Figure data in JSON
################

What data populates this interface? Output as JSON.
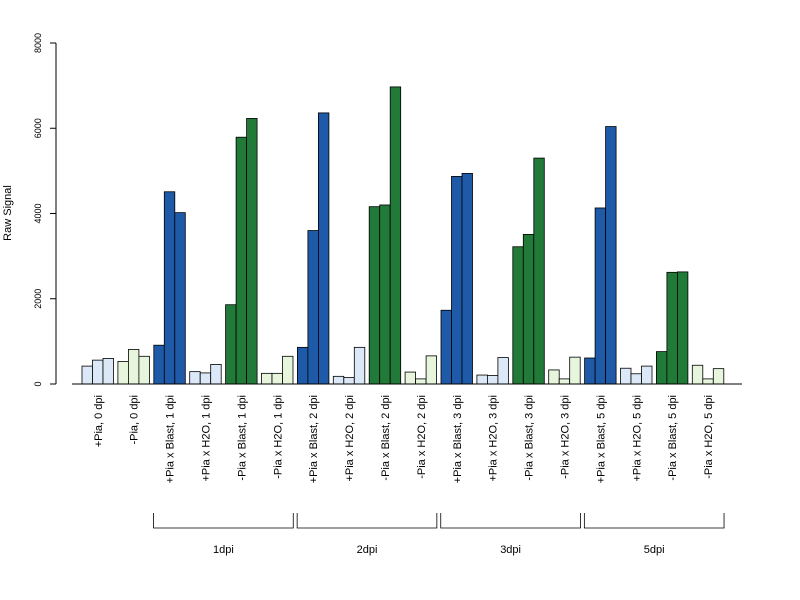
{
  "chart_data": {
    "type": "bar",
    "ylabel": "Raw Signal",
    "ylim": [
      0,
      8000
    ],
    "yticks": [
      0,
      2000,
      4000,
      6000,
      8000
    ],
    "ytick_labels": [
      "0",
      "2000",
      "4000",
      "6000",
      "8000"
    ],
    "grid": false,
    "legend": "none",
    "colors": {
      "plus_blast": "#1f5aa8",
      "minus_blast": "#217a38",
      "plus_control": "#dbe8f7",
      "minus_control": "#e6f5dc",
      "outline": "#000000"
    },
    "categories": [
      {
        "label": "+Pia, 0 dpi",
        "color": "plus_control",
        "values": [
          420,
          560,
          600
        ]
      },
      {
        "label": "-Pia, 0 dpi",
        "color": "minus_control",
        "values": [
          530,
          810,
          650
        ]
      },
      {
        "label": "+Pia x Blast, 1 dpi",
        "color": "plus_blast",
        "values": [
          910,
          4510,
          4020
        ]
      },
      {
        "label": "+Pia x H2O, 1 dpi",
        "color": "plus_control",
        "values": [
          290,
          260,
          460
        ]
      },
      {
        "label": "-Pia x Blast, 1 dpi",
        "color": "minus_blast",
        "values": [
          1860,
          5790,
          6230
        ]
      },
      {
        "label": "-Pia x H2O, 1 dpi",
        "color": "minus_control",
        "values": [
          250,
          250,
          650
        ]
      },
      {
        "label": "+Pia x Blast, 2 dpi",
        "color": "plus_blast",
        "values": [
          860,
          3600,
          6360
        ]
      },
      {
        "label": "+Pia x H2O, 2 dpi",
        "color": "plus_control",
        "values": [
          180,
          150,
          860
        ]
      },
      {
        "label": "-Pia x Blast, 2 dpi",
        "color": "minus_blast",
        "values": [
          4160,
          4200,
          6970
        ]
      },
      {
        "label": "-Pia x H2O, 2 dpi",
        "color": "minus_control",
        "values": [
          280,
          120,
          660
        ]
      },
      {
        "label": "+Pia x Blast, 3 dpi",
        "color": "plus_blast",
        "values": [
          1730,
          4870,
          4940
        ]
      },
      {
        "label": "+Pia x H2O, 3 dpi",
        "color": "plus_control",
        "values": [
          210,
          200,
          620
        ]
      },
      {
        "label": "-Pia x Blast, 3 dpi",
        "color": "minus_blast",
        "values": [
          3220,
          3510,
          5300
        ]
      },
      {
        "label": "-Pia x H2O, 3 dpi",
        "color": "minus_control",
        "values": [
          330,
          120,
          630
        ]
      },
      {
        "label": "+Pia x Blast, 5 dpi",
        "color": "plus_blast",
        "values": [
          610,
          4130,
          6040
        ]
      },
      {
        "label": "+Pia x H2O, 5 dpi",
        "color": "plus_control",
        "values": [
          370,
          240,
          420
        ]
      },
      {
        "label": "-Pia x Blast, 5 dpi",
        "color": "minus_blast",
        "values": [
          760,
          2620,
          2630
        ]
      },
      {
        "label": "-Pia x H2O, 5 dpi",
        "color": "minus_control",
        "values": [
          440,
          120,
          360
        ]
      }
    ],
    "groups": [
      {
        "label": "1dpi",
        "from": 2,
        "to": 5
      },
      {
        "label": "2dpi",
        "from": 6,
        "to": 9
      },
      {
        "label": "3dpi",
        "from": 10,
        "to": 13
      },
      {
        "label": "5dpi",
        "from": 14,
        "to": 17
      }
    ]
  }
}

################

SET TASK:
Leave the pictures out and reproduce all of the records exactly.

EXERCISE SOLUTION:
What data populates this interface? Output as JSON.
{
  "chart_data": {
    "type": "bar",
    "ylabel": "Raw Signal",
    "ylim": [
      0,
      8000
    ],
    "yticks": [
      0,
      2000,
      4000,
      6000,
      8000
    ],
    "ytick_labels": [
      "0",
      "2000",
      "4000",
      "6000",
      "8000"
    ],
    "grid": false,
    "legend": "none",
    "colors": {
      "plus_blast": "#1f5aa8",
      "minus_blast": "#217a38",
      "plus_control": "#dbe8f7",
      "minus_control": "#e6f5dc",
      "outline": "#000000"
    },
    "categories": [
      {
        "label": "+Pia, 0 dpi",
        "color": "plus_control",
        "values": [
          420,
          560,
          600
        ]
      },
      {
        "label": "-Pia, 0 dpi",
        "color": "minus_control",
        "values": [
          530,
          810,
          650
        ]
      },
      {
        "label": "+Pia x Blast, 1 dpi",
        "color": "plus_blast",
        "values": [
          910,
          4510,
          4020
        ]
      },
      {
        "label": "+Pia x H2O, 1 dpi",
        "color": "plus_control",
        "values": [
          290,
          260,
          460
        ]
      },
      {
        "label": "-Pia x Blast, 1 dpi",
        "color": "minus_blast",
        "values": [
          1860,
          5790,
          6230
        ]
      },
      {
        "label": "-Pia x H2O, 1 dpi",
        "color": "minus_control",
        "values": [
          250,
          250,
          650
        ]
      },
      {
        "label": "+Pia x Blast, 2 dpi",
        "color": "plus_blast",
        "values": [
          860,
          3600,
          6360
        ]
      },
      {
        "label": "+Pia x H2O, 2 dpi",
        "color": "plus_control",
        "values": [
          180,
          150,
          860
        ]
      },
      {
        "label": "-Pia x Blast, 2 dpi",
        "color": "minus_blast",
        "values": [
          4160,
          4200,
          6970
        ]
      },
      {
        "label": "-Pia x H2O, 2 dpi",
        "color": "minus_control",
        "values": [
          280,
          120,
          660
        ]
      },
      {
        "label": "+Pia x Blast, 3 dpi",
        "color": "plus_blast",
        "values": [
          1730,
          4870,
          4940
        ]
      },
      {
        "label": "+Pia x H2O, 3 dpi",
        "color": "plus_control",
        "values": [
          210,
          200,
          620
        ]
      },
      {
        "label": "-Pia x Blast, 3 dpi",
        "color": "minus_blast",
        "values": [
          3220,
          3510,
          5300
        ]
      },
      {
        "label": "-Pia x H2O, 3 dpi",
        "color": "minus_control",
        "values": [
          330,
          120,
          630
        ]
      },
      {
        "label": "+Pia x Blast, 5 dpi",
        "color": "plus_blast",
        "values": [
          610,
          4130,
          6040
        ]
      },
      {
        "label": "+Pia x H2O, 5 dpi",
        "color": "plus_control",
        "values": [
          370,
          240,
          420
        ]
      },
      {
        "label": "-Pia x Blast, 5 dpi",
        "color": "minus_blast",
        "values": [
          760,
          2620,
          2630
        ]
      },
      {
        "label": "-Pia x H2O, 5 dpi",
        "color": "minus_control",
        "values": [
          440,
          120,
          360
        ]
      }
    ],
    "groups": [
      {
        "label": "1dpi",
        "from": 2,
        "to": 5
      },
      {
        "label": "2dpi",
        "from": 6,
        "to": 9
      },
      {
        "label": "3dpi",
        "from": 10,
        "to": 13
      },
      {
        "label": "5dpi",
        "from": 14,
        "to": 17
      }
    ]
  }
}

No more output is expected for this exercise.